## WHAT YOU NEED TO DO
Look through the data below and return each line where "content" appears.

## RAW RECORDS

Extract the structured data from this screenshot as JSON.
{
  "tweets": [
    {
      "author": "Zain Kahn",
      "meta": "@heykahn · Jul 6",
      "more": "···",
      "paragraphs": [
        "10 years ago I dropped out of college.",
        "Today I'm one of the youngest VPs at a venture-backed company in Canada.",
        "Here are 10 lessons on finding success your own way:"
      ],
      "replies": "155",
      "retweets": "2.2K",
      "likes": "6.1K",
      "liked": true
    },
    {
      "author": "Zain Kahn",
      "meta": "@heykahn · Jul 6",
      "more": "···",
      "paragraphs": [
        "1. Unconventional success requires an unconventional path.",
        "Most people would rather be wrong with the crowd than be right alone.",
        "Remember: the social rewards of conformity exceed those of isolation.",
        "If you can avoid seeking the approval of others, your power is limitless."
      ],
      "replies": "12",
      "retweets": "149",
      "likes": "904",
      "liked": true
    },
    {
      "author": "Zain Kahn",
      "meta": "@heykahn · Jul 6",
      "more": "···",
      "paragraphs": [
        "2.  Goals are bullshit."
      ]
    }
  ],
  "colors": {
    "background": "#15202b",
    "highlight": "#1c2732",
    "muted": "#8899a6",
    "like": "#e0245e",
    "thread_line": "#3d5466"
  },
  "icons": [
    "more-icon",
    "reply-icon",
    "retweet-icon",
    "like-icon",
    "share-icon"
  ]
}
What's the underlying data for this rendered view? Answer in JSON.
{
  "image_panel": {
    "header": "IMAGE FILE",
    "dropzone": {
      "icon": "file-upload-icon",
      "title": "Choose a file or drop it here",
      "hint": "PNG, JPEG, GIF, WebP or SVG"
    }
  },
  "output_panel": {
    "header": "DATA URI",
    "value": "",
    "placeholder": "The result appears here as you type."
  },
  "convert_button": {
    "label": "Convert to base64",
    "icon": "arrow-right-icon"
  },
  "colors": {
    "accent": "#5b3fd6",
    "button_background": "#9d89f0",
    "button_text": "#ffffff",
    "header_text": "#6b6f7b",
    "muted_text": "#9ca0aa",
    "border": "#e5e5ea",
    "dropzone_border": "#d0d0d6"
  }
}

==

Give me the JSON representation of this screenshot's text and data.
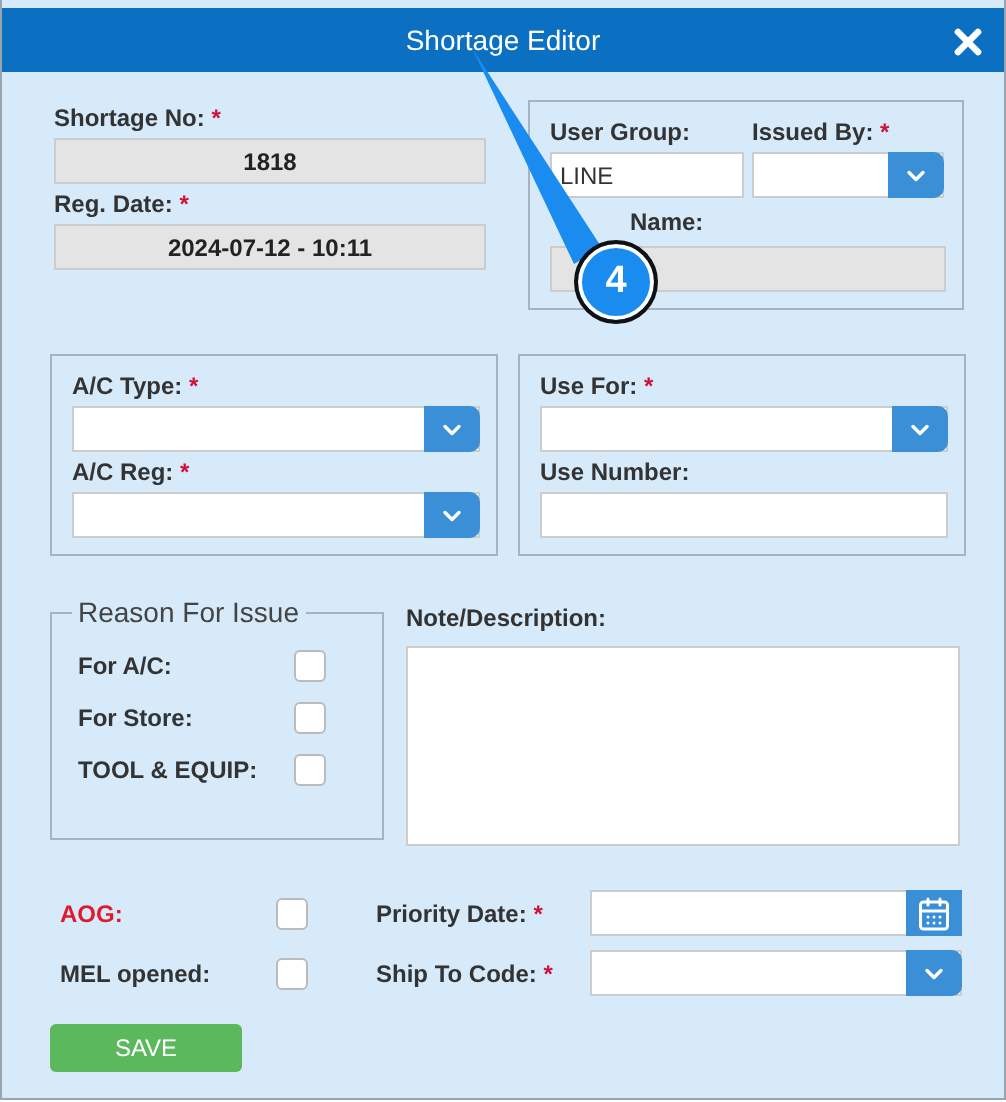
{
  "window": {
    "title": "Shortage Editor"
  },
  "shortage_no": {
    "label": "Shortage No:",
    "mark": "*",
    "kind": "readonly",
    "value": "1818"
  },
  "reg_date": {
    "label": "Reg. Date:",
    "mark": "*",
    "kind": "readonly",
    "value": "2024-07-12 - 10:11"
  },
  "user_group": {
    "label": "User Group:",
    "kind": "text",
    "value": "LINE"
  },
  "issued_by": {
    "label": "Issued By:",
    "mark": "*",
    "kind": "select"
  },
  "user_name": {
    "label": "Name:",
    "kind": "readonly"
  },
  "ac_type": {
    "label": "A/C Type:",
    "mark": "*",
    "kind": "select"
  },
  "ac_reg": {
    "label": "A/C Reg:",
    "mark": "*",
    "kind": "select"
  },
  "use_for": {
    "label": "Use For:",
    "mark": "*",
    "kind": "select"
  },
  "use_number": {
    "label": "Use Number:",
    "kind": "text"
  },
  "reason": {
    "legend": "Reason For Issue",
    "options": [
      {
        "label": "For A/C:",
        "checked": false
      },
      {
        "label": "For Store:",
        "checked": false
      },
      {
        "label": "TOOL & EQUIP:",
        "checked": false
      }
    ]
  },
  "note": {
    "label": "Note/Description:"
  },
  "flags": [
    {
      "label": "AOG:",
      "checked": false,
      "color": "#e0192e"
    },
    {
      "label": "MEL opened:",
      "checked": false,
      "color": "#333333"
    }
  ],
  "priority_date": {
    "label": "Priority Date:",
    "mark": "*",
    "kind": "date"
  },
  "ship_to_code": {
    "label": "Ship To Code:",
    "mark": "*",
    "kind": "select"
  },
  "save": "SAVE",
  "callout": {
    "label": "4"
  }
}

==

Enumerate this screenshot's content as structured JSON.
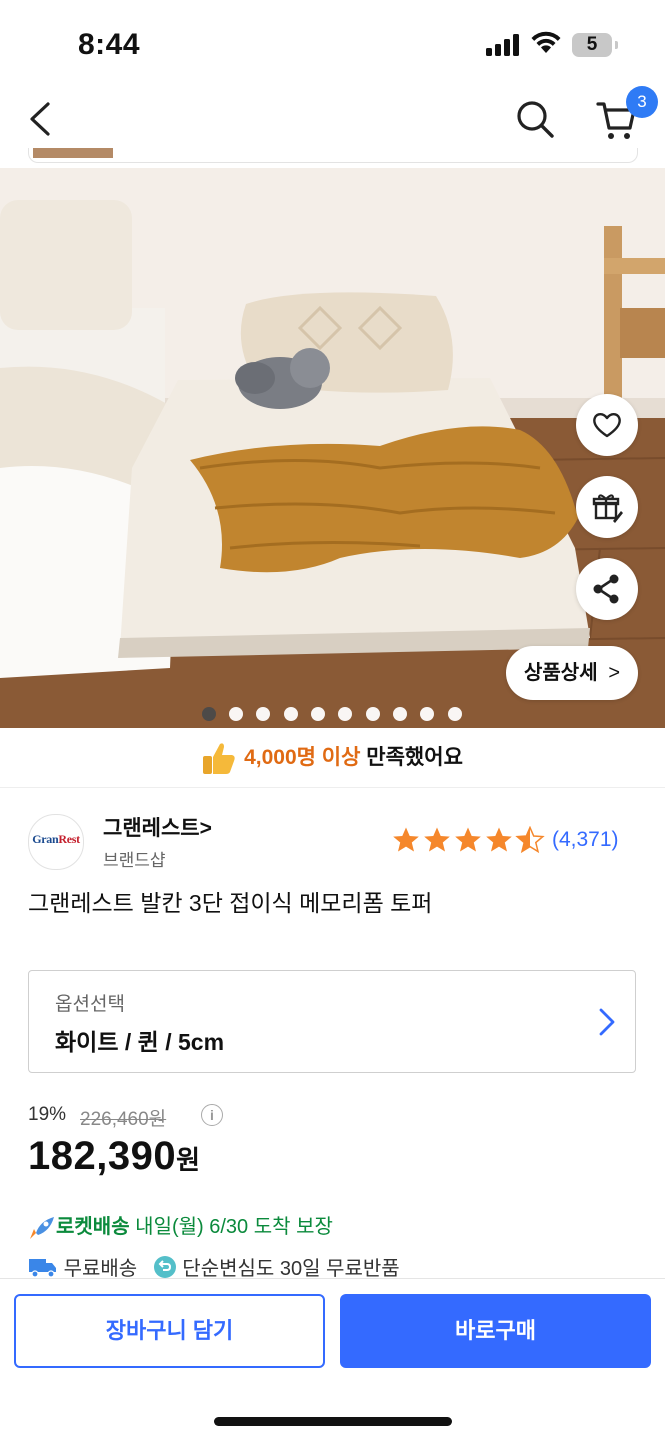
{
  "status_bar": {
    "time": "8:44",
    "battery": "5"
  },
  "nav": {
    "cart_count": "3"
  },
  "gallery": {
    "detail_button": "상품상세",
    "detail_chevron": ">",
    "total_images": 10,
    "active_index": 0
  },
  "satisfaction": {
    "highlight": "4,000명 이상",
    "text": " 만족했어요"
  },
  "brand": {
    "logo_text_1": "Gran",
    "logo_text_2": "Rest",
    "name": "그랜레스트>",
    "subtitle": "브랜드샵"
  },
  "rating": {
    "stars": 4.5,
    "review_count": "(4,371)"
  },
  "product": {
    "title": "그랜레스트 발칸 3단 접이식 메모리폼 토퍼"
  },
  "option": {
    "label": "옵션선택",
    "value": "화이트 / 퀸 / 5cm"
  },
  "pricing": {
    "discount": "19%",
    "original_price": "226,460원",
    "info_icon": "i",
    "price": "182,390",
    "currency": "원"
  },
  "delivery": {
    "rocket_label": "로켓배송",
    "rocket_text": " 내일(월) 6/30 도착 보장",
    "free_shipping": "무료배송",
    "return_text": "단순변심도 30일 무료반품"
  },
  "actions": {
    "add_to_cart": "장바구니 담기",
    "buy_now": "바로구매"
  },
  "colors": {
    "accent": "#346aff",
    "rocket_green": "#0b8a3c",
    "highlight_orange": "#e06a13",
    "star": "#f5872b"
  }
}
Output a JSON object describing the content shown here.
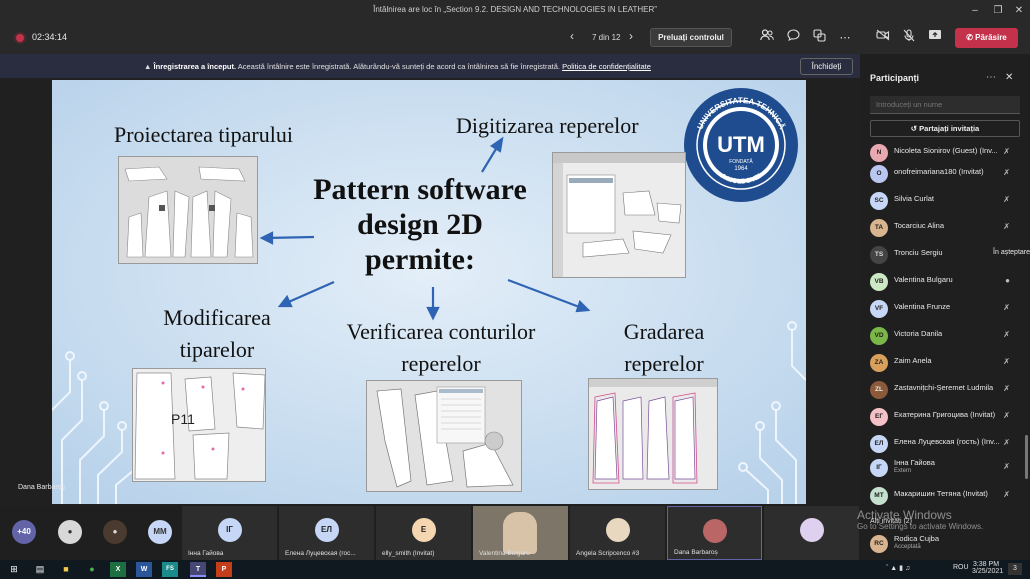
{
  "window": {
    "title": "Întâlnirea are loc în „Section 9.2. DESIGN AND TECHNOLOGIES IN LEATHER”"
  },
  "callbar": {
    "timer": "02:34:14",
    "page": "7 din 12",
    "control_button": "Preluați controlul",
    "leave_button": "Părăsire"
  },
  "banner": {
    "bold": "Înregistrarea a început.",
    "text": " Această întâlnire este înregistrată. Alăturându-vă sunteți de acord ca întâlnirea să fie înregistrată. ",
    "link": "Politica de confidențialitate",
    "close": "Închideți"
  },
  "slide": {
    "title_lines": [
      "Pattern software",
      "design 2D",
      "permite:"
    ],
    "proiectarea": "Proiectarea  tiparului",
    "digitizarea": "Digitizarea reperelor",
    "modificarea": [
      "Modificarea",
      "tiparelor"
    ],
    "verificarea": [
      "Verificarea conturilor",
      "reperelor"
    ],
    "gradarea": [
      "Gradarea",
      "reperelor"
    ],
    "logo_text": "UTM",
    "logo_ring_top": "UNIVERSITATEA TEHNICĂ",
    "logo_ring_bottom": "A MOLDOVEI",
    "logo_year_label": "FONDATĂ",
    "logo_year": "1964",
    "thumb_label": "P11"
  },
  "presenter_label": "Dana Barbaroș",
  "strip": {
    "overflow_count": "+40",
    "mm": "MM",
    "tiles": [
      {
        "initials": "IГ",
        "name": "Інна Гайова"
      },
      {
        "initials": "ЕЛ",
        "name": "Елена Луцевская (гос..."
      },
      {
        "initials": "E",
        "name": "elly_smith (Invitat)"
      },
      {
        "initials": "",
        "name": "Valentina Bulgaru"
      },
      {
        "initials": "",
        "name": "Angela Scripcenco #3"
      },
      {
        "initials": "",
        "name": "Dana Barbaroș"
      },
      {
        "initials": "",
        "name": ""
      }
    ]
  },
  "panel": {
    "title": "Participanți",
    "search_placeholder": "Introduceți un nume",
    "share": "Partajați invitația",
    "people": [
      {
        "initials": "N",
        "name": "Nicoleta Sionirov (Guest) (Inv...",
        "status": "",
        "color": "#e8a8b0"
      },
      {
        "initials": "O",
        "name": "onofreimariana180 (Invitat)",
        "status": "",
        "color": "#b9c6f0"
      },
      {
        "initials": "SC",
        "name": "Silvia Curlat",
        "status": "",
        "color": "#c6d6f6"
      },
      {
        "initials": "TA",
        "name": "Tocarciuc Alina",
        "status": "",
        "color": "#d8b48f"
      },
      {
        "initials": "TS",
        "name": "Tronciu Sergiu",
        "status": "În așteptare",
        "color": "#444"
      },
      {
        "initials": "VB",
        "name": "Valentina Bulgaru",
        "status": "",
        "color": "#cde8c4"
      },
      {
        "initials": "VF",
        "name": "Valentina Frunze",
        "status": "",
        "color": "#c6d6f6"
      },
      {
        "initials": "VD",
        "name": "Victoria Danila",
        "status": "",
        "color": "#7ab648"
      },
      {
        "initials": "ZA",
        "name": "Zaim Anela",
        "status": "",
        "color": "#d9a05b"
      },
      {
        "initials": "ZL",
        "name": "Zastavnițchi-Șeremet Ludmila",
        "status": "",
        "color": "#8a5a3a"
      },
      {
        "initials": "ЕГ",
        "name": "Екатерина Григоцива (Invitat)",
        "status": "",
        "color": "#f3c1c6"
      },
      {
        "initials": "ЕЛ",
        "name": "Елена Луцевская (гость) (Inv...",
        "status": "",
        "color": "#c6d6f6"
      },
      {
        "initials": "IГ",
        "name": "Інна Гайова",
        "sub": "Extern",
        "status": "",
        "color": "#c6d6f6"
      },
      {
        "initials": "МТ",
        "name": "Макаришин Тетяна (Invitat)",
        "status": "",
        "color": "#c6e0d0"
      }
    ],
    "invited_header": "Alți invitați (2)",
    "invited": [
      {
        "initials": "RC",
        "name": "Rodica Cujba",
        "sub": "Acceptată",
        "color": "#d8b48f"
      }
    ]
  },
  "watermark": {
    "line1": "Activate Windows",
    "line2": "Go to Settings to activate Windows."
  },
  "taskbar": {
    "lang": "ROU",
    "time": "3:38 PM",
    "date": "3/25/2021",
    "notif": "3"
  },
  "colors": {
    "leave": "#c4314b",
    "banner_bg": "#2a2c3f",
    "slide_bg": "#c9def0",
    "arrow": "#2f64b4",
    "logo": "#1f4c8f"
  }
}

## RESPONSE TO THE TASK
Enumerate this screenshot's content as structured JSON.
Output a JSON object describing the content shown here.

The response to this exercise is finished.